| AVAILABLE DATA |
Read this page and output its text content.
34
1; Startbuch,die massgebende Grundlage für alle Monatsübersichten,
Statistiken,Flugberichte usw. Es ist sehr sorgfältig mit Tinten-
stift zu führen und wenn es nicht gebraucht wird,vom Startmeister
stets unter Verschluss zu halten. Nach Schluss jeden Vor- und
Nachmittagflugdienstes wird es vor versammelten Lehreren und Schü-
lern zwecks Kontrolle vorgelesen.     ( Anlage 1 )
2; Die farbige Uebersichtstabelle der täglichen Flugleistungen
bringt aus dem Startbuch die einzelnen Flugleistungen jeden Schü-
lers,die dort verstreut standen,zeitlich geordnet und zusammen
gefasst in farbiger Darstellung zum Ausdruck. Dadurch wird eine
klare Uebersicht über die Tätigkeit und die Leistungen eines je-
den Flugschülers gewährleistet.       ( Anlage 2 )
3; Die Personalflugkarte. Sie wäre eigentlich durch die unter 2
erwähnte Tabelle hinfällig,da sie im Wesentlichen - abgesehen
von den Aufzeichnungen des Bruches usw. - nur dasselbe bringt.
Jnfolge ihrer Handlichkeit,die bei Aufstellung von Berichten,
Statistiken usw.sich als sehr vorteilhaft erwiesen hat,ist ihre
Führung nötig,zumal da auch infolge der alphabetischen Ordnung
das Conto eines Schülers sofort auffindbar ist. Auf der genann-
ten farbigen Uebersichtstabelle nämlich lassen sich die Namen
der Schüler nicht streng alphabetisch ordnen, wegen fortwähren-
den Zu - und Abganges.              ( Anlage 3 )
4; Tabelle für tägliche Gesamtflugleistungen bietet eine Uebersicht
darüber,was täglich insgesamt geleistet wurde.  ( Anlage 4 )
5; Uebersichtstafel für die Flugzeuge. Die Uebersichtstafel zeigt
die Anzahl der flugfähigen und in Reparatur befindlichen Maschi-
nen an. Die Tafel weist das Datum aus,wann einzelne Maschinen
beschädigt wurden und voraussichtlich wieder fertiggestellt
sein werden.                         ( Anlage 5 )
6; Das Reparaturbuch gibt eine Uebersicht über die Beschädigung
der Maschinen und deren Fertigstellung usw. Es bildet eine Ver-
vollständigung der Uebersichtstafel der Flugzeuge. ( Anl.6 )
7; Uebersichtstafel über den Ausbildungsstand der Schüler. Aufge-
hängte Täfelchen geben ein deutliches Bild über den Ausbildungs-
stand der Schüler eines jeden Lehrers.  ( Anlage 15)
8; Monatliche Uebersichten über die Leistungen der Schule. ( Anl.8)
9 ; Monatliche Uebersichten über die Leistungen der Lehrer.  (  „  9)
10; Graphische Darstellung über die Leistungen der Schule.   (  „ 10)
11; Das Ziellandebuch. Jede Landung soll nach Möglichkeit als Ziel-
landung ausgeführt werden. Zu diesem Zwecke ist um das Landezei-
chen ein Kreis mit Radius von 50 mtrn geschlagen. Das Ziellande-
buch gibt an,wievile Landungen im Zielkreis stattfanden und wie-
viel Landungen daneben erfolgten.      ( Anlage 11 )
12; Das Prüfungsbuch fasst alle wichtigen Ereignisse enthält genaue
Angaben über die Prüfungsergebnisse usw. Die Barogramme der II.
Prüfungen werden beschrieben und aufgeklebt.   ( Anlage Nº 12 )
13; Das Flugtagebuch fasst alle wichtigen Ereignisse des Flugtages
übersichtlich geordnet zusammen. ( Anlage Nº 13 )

| TASK TO COMPLETE |
Go back to the listing above and please repeat it exactly.

| FULL OUTPUT |
Read this page and output its text content.
34
1; Startbuch,die massgebende Grundlage für alle Monatsübersichten,
Statistiken,Flugberichte usw. Es ist sehr sorgfältig mit Tinten-
stift zu führen und wenn es nicht gebraucht wird,vom Startmeister
stets unter Verschluss zu halten. Nach Schluss jeden Vor- und
Nachmittagflugdienstes wird es vor versammelten Lehreren und Schü-
lern zwecks Kontrolle vorgelesen.     ( Anlage 1 )
2; Die farbige Uebersichtstabelle der täglichen Flugleistungen
bringt aus dem Startbuch die einzelnen Flugleistungen jeden Schü-
lers,die dort verstreut standen,zeitlich geordnet und zusammen
gefasst in farbiger Darstellung zum Ausdruck. Dadurch wird eine
klare Uebersicht über die Tätigkeit und die Leistungen eines je-
den Flugschülers gewährleistet.       ( Anlage 2 )
3; Die Personalflugkarte. Sie wäre eigentlich durch die unter 2
erwähnte Tabelle hinfällig,da sie im Wesentlichen - abgesehen
von den Aufzeichnungen des Bruches usw. - nur dasselbe bringt.
Jnfolge ihrer Handlichkeit,die bei Aufstellung von Berichten,
Statistiken usw.sich als sehr vorteilhaft erwiesen hat,ist ihre
Führung nötig,zumal da auch infolge der alphabetischen Ordnung
das Conto eines Schülers sofort auffindbar ist. Auf der genann-
ten farbigen Uebersichtstabelle nämlich lassen sich die Namen
der Schüler nicht streng alphabetisch ordnen, wegen fortwähren-
den Zu - und Abganges.              ( Anlage 3 )
4; Tabelle für tägliche Gesamtflugleistungen bietet eine Uebersicht
darüber,was täglich insgesamt geleistet wurde.  ( Anlage 4 )
5; Uebersichtstafel für die Flugzeuge. Die Uebersichtstafel zeigt
die Anzahl der flugfähigen und in Reparatur befindlichen Maschi-
nen an. Die Tafel weist das Datum aus,wann einzelne Maschinen
beschädigt wurden und voraussichtlich wieder fertiggestellt
sein werden.                         ( Anlage 5 )
6; Das Reparaturbuch gibt eine Uebersicht über die Beschädigung
der Maschinen und deren Fertigstellung usw. Es bildet eine Ver-
vollständigung der Uebersichtstafel der Flugzeuge. ( Anl.6 )
7; Uebersichtstafel über den Ausbildungsstand der Schüler. Aufge-
hängte Täfelchen geben ein deutliches Bild über den Ausbildungs-
stand der Schüler eines jeden Lehrers.  ( Anlage 15)
8; Monatliche Uebersichten über die Leistungen der Schule. ( Anl.8)
9 ; Monatliche Uebersichten über die Leistungen der Lehrer.  (  „  9)
10; Graphische Darstellung über die Leistungen der Schule.   (  „ 10)
11; Das Ziellandebuch. Jede Landung soll nach Möglichkeit als Ziel-
landung ausgeführt werden. Zu diesem Zwecke ist um das Landezei-
chen ein Kreis mit Radius von 50 mtrn geschlagen. Das Ziellande-
buch gibt an,wievile Landungen im Zielkreis stattfanden und wie-
viel Landungen daneben erfolgten.      ( Anlage 11 )
12; Das Prüfungsbuch fasst alle wichtigen Ereignisse enthält genaue
Angaben über die Prüfungsergebnisse usw. Die Barogramme der II.
Prüfungen werden beschrieben und aufgeklebt.   ( Anlage Nº 12 )
13; Das Flugtagebuch fasst alle wichtigen Ereignisse des Flugtages
übersichtlich geordnet zusammen. ( Anlage Nº 13 )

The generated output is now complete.